▶ Dataset records:
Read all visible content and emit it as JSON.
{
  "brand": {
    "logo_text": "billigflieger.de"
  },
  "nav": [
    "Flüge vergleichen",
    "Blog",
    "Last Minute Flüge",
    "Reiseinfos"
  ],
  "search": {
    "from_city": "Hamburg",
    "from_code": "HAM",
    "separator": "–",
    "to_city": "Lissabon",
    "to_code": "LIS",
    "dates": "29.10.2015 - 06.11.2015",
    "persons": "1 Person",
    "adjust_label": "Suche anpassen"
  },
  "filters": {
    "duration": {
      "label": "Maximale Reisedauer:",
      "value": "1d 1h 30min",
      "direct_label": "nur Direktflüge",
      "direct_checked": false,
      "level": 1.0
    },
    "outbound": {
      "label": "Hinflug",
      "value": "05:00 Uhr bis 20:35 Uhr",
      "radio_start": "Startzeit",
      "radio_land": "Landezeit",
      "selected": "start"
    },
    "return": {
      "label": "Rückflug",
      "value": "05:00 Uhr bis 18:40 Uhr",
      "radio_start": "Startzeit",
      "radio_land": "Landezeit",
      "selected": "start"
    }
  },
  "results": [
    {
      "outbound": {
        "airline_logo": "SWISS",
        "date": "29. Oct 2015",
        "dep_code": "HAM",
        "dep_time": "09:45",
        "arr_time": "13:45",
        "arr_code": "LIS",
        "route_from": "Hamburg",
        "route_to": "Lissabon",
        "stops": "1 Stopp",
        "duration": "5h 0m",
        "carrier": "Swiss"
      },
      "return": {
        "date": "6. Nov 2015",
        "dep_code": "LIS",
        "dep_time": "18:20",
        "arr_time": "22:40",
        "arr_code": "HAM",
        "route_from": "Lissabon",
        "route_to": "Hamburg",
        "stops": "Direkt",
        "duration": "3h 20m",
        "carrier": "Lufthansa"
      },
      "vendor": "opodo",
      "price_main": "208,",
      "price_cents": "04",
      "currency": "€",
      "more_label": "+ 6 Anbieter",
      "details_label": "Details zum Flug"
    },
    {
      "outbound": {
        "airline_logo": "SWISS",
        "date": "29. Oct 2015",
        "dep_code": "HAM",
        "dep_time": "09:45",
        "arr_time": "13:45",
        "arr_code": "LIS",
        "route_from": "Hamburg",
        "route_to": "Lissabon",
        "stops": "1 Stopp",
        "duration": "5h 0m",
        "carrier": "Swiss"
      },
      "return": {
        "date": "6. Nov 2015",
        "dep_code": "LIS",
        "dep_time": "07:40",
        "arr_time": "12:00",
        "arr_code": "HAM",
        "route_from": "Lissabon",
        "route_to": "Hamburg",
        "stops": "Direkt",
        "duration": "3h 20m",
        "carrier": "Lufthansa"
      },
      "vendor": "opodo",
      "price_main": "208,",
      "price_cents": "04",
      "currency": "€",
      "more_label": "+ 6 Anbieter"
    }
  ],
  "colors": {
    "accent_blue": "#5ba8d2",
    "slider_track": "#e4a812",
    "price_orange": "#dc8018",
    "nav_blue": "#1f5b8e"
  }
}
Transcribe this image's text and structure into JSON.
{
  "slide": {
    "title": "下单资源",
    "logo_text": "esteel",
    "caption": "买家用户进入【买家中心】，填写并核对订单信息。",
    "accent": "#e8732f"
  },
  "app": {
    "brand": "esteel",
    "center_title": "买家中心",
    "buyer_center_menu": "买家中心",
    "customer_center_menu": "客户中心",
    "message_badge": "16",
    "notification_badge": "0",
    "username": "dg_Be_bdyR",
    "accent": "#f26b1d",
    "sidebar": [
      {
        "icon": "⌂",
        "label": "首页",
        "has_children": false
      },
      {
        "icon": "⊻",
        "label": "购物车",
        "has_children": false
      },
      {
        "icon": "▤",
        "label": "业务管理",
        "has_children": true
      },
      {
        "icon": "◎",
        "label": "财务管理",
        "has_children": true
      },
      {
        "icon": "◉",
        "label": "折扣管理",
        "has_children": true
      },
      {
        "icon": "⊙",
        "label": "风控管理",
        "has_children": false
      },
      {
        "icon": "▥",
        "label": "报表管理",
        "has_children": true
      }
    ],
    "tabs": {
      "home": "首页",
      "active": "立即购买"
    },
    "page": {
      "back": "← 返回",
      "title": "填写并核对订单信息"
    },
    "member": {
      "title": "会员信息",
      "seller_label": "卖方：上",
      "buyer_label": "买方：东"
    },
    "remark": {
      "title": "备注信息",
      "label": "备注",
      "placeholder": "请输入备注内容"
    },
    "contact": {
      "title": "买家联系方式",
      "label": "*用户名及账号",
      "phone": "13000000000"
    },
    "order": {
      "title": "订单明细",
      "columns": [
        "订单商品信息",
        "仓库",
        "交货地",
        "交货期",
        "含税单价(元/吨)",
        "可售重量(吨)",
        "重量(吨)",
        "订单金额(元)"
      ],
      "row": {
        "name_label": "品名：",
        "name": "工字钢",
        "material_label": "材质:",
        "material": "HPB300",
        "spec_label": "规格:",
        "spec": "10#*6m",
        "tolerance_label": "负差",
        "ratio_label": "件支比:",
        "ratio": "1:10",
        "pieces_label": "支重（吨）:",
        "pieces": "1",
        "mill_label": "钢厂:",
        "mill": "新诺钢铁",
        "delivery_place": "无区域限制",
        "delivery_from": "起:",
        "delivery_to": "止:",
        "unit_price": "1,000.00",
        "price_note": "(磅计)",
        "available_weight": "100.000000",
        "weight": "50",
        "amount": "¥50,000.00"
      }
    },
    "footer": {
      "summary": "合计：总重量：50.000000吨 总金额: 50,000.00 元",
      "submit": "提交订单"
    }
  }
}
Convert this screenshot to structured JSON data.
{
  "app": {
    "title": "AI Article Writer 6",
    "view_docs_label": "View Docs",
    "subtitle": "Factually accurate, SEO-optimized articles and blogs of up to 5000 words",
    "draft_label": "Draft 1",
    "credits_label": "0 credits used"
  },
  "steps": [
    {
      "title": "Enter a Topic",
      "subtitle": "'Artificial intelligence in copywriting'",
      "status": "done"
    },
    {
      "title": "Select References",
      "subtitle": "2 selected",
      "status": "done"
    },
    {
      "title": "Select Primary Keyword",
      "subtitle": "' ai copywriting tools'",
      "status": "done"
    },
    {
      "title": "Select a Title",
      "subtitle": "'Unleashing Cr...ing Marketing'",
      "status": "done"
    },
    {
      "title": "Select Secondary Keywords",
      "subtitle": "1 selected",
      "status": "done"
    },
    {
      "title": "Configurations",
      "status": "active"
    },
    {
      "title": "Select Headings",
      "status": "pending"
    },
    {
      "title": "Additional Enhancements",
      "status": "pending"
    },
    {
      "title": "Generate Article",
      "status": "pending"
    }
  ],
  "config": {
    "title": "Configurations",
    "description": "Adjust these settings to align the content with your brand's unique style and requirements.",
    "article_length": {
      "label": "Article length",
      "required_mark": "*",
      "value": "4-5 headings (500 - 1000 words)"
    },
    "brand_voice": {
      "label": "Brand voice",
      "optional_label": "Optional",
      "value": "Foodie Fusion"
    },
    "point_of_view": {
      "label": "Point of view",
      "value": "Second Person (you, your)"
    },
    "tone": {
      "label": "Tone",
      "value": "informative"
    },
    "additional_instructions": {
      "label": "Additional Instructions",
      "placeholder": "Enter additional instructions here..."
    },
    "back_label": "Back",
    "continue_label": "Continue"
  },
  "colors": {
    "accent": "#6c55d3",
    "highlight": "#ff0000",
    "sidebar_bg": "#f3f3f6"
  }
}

▶ Prompt: Each line of the listing should be copied exactly.

▶ Expected output:
Read all visible content and emit it as JSON.
{
  "brand": {
    "logo_text": "billigflieger.de"
  },
  "nav": [
    "Flüge vergleichen",
    "Blog",
    "Last Minute Flüge",
    "Reiseinfos"
  ],
  "search": {
    "from_city": "Hamburg",
    "from_code": "HAM",
    "separator": "–",
    "to_city": "Lissabon",
    "to_code": "LIS",
    "dates": "29.10.2015 - 06.11.2015",
    "persons": "1 Person",
    "adjust_label": "Suche anpassen"
  },
  "filters": {
    "duration": {
      "label": "Maximale Reisedauer:",
      "value": "1d 1h 30min",
      "direct_label": "nur Direktflüge",
      "direct_checked": false,
      "level": 1.0
    },
    "outbound": {
      "label": "Hinflug",
      "value": "05:00 Uhr bis 20:35 Uhr",
      "radio_start": "Startzeit",
      "radio_land": "Landezeit",
      "selected": "start"
    },
    "return": {
      "label": "Rückflug",
      "value": "05:00 Uhr bis 18:40 Uhr",
      "radio_start": "Startzeit",
      "radio_land": "Landezeit",
      "selected": "start"
    }
  },
  "results": [
    {
      "outbound": {
        "airline_logo": "SWISS",
        "date": "29. Oct 2015",
        "dep_code": "HAM",
        "dep_time": "09:45",
        "arr_time": "13:45",
        "arr_code": "LIS",
        "route_from": "Hamburg",
        "route_to": "Lissabon",
        "stops": "1 Stopp",
        "duration": "5h 0m",
        "carrier": "Swiss"
      },
      "return": {
        "date": "6. Nov 2015",
        "dep_code": "LIS",
        "dep_time": "18:20",
        "arr_time": "22:40",
        "arr_code": "HAM",
        "route_from": "Lissabon",
        "route_to": "Hamburg",
        "stops": "Direkt",
        "duration": "3h 20m",
        "carrier": "Lufthansa"
      },
      "vendor": "opodo",
      "price_main": "208,",
      "price_cents": "04",
      "currency": "€",
      "more_label": "+ 6 Anbieter",
      "details_label": "Details zum Flug"
    },
    {
      "outbound": {
        "airline_logo": "SWISS",
        "date": "29. Oct 2015",
        "dep_code": "HAM",
        "dep_time": "09:45",
        "arr_time": "13:45",
        "arr_code": "LIS",
        "route_from": "Hamburg",
        "route_to": "Lissabon",
        "stops": "1 Stopp",
        "duration": "5h 0m",
        "carrier": "Swiss"
      },
      "return": {
        "date": "6. Nov 2015",
        "dep_code": "LIS",
        "dep_time": "07:40",
        "arr_time": "12:00",
        "arr_code": "HAM",
        "route_from": "Lissabon",
        "route_to": "Hamburg",
        "stops": "Direkt",
        "duration": "3h 20m",
        "carrier": "Lufthansa"
      },
      "vendor": "opodo",
      "price_main": "208,",
      "price_cents": "04",
      "currency": "€",
      "more_label": "+ 6 Anbieter"
    }
  ],
  "colors": {
    "accent_blue": "#5ba8d2",
    "slider_track": "#e4a812",
    "price_orange": "#dc8018",
    "nav_blue": "#1f5b8e"
  }
}
Transcribe this image's text and structure into JSON.
{
  "slide": {
    "title": "下单资源",
    "logo_text": "esteel",
    "caption": "买家用户进入【买家中心】，填写并核对订单信息。",
    "accent": "#e8732f"
  },
  "app": {
    "brand": "esteel",
    "center_title": "买家中心",
    "buyer_center_menu": "买家中心",
    "customer_center_menu": "客户中心",
    "message_badge": "16",
    "notification_badge": "0",
    "username": "dg_Be_bdyR",
    "accent": "#f26b1d",
    "sidebar": [
      {
        "icon": "⌂",
        "label": "首页",
        "has_children": false
      },
      {
        "icon": "⊻",
        "label": "购物车",
        "has_children": false
      },
      {
        "icon": "▤",
        "label": "业务管理",
        "has_children": true
      },
      {
        "icon": "◎",
        "label": "财务管理",
        "has_children": true
      },
      {
        "icon": "◉",
        "label": "折扣管理",
        "has_children": true
      },
      {
        "icon": "⊙",
        "label": "风控管理",
        "has_children": false
      },
      {
        "icon": "▥",
        "label": "报表管理",
        "has_children": true
      }
    ],
    "tabs": {
      "home": "首页",
      "active": "立即购买"
    },
    "page": {
      "back": "← 返回",
      "title": "填写并核对订单信息"
    },
    "member": {
      "title": "会员信息",
      "seller_label": "卖方：上",
      "buyer_label": "买方：东"
    },
    "remark": {
      "title": "备注信息",
      "label": "备注",
      "placeholder": "请输入备注内容"
    },
    "contact": {
      "title": "买家联系方式",
      "label": "*用户名及账号",
      "phone": "13000000000"
    },
    "order": {
      "title": "订单明细",
      "columns": [
        "订单商品信息",
        "仓库",
        "交货地",
        "交货期",
        "含税单价(元/吨)",
        "可售重量(吨)",
        "重量(吨)",
        "订单金额(元)"
      ],
      "row": {
        "name_label": "品名：",
        "name": "工字钢",
        "material_label": "材质:",
        "material": "HPB300",
        "spec_label": "规格:",
        "spec": "10#*6m",
        "tolerance_label": "负差",
        "ratio_label": "件支比:",
        "ratio": "1:10",
        "pieces_label": "支重（吨）:",
        "pieces": "1",
        "mill_label": "钢厂:",
        "mill": "新诺钢铁",
        "delivery_place": "无区域限制",
        "delivery_from": "起:",
        "delivery_to": "止:",
        "unit_price": "1,000.00",
        "price_note": "(磅计)",
        "available_weight": "100.000000",
        "weight": "50",
        "amount": "¥50,000.00"
      }
    },
    "footer": {
      "summary": "合计：总重量：50.000000吨 总金额: 50,000.00 元",
      "submit": "提交订单"
    }
  }
}
Convert this screenshot to structured JSON data.
{
  "app": {
    "title": "AI Article Writer 6",
    "view_docs_label": "View Docs",
    "subtitle": "Factually accurate, SEO-optimized articles and blogs of up to 5000 words",
    "draft_label": "Draft 1",
    "credits_label": "0 credits used"
  },
  "steps": [
    {
      "title": "Enter a Topic",
      "subtitle": "'Artificial intelligence in copywriting'",
      "status": "done"
    },
    {
      "title": "Select References",
      "subtitle": "2 selected",
      "status": "done"
    },
    {
      "title": "Select Primary Keyword",
      "subtitle": "' ai copywriting tools'",
      "status": "done"
    },
    {
      "title": "Select a Title",
      "subtitle": "'Unleashing Cr...ing Marketing'",
      "status": "done"
    },
    {
      "title": "Select Secondary Keywords",
      "subtitle": "1 selected",
      "status": "done"
    },
    {
      "title": "Configurations",
      "status": "active"
    },
    {
      "title": "Select Headings",
      "status": "pending"
    },
    {
      "title": "Additional Enhancements",
      "status": "pending"
    },
    {
      "title": "Generate Article",
      "status": "pending"
    }
  ],
  "config": {
    "title": "Configurations",
    "description": "Adjust these settings to align the content with your brand's unique style and requirements.",
    "article_length": {
      "label": "Article length",
      "required_mark": "*",
      "value": "4-5 headings (500 - 1000 words)"
    },
    "brand_voice": {
      "label": "Brand voice",
      "optional_label": "Optional",
      "value": "Foodie Fusion"
    },
    "point_of_view": {
      "label": "Point of view",
      "value": "Second Person (you, your)"
    },
    "tone": {
      "label": "Tone",
      "value": "informative"
    },
    "additional_instructions": {
      "label": "Additional Instructions",
      "placeholder": "Enter additional instructions here..."
    },
    "back_label": "Back",
    "continue_label": "Continue"
  },
  "colors": {
    "accent": "#6c55d3",
    "highlight": "#ff0000",
    "sidebar_bg": "#f3f3f6"
  }
}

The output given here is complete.